_TASK_. Find the lines with the string "Business" and return them.
━━━━━━━━━━
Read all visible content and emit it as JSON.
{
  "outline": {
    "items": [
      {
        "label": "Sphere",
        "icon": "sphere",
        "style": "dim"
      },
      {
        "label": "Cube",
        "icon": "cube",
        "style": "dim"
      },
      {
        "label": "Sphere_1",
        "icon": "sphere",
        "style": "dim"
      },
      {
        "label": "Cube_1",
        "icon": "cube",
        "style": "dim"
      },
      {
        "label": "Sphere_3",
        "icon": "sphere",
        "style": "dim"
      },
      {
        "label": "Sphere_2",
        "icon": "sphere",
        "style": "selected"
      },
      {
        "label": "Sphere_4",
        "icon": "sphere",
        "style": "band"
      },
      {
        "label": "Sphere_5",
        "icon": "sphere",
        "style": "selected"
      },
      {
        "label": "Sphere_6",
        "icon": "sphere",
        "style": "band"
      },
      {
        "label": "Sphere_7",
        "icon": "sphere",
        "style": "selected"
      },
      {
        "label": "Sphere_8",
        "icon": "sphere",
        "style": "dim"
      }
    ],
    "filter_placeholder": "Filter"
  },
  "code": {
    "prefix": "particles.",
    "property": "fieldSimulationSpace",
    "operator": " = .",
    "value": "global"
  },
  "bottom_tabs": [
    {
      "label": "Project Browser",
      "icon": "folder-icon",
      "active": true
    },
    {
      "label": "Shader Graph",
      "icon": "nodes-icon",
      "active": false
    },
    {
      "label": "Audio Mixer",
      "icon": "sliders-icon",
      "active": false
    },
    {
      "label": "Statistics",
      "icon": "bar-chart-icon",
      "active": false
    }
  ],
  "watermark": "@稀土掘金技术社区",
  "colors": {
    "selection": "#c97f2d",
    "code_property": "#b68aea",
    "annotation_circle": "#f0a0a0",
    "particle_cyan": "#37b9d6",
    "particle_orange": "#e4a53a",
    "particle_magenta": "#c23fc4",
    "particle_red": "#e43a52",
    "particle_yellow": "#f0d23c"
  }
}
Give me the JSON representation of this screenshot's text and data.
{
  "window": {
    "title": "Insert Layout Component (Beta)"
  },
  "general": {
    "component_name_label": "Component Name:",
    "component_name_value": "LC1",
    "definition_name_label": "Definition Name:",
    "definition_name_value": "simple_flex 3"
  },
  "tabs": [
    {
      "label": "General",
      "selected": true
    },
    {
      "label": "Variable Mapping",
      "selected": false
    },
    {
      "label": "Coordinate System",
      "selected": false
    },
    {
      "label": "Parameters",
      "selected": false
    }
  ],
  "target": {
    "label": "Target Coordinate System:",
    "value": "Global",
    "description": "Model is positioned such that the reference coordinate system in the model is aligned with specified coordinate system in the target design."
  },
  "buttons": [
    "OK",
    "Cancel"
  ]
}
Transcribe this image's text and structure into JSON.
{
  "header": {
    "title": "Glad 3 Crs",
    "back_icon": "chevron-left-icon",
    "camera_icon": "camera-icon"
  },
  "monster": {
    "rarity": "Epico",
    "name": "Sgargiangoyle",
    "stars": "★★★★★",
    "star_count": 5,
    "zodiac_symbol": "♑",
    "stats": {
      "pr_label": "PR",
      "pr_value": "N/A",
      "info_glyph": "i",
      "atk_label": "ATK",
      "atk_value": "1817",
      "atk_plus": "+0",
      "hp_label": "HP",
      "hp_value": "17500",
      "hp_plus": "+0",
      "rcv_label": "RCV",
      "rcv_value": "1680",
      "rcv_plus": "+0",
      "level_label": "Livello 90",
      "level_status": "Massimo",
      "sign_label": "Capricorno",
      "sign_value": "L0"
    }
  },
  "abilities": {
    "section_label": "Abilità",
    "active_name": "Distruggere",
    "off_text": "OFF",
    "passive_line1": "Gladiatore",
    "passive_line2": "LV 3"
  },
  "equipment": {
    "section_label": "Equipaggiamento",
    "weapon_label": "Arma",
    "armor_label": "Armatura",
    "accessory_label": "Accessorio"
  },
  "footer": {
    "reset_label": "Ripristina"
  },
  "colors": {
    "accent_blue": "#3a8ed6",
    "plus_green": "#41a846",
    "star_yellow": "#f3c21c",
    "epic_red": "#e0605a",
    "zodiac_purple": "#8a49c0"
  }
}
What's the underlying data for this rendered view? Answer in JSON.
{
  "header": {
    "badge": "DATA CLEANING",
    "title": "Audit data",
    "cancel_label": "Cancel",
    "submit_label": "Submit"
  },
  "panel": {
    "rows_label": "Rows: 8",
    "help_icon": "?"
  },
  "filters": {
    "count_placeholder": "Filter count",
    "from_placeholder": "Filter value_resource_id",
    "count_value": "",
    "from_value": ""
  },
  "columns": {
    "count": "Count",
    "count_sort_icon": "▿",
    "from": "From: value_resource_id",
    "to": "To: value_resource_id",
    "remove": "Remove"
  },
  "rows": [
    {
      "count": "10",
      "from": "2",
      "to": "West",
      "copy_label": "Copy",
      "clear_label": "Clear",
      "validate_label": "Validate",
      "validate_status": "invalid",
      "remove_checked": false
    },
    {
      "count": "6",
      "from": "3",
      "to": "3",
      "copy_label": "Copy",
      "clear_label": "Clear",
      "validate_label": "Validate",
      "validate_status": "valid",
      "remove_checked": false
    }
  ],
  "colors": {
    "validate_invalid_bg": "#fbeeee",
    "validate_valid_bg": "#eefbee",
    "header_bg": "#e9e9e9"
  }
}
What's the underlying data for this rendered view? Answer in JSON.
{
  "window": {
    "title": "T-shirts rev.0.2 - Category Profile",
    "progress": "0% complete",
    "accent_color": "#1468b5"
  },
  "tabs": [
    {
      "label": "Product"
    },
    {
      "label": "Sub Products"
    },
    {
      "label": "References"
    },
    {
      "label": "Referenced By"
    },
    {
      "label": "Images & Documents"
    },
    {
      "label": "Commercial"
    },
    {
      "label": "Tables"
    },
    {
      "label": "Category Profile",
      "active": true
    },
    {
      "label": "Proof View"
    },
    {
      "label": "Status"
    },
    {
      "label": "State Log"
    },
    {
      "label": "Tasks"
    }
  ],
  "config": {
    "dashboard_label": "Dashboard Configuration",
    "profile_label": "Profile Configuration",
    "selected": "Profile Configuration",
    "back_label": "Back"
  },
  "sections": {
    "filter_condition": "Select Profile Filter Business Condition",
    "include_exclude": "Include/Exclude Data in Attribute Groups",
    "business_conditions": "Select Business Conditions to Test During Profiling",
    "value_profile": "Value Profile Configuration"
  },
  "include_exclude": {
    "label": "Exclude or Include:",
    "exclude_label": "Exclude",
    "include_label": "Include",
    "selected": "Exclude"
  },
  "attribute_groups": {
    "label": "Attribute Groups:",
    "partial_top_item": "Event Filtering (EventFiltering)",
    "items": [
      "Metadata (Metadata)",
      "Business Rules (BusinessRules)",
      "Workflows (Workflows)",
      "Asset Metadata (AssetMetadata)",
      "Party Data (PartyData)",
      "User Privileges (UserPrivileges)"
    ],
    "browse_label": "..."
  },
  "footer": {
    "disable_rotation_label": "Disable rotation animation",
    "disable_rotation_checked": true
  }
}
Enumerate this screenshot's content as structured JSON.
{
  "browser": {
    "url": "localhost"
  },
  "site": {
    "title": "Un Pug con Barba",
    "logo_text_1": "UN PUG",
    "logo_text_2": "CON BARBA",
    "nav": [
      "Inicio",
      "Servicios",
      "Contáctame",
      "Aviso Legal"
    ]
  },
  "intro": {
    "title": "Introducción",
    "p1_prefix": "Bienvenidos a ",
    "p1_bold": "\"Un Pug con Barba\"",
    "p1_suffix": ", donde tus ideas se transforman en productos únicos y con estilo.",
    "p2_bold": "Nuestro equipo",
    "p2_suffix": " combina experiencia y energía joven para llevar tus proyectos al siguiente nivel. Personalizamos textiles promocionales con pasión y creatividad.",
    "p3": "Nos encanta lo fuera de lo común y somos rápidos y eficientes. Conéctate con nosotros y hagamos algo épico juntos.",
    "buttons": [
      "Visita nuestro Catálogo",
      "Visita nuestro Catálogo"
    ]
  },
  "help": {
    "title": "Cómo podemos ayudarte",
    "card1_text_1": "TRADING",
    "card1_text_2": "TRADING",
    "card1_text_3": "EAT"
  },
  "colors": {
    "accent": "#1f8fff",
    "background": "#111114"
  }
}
━━━━━━━━━━
_THE OUTPUT_.
    "filter_condition": "Select Profile Filter Business Condition",
    "business_conditions": "Select Business Conditions to Test During Profiling",
      "Business Rules (BusinessRules)",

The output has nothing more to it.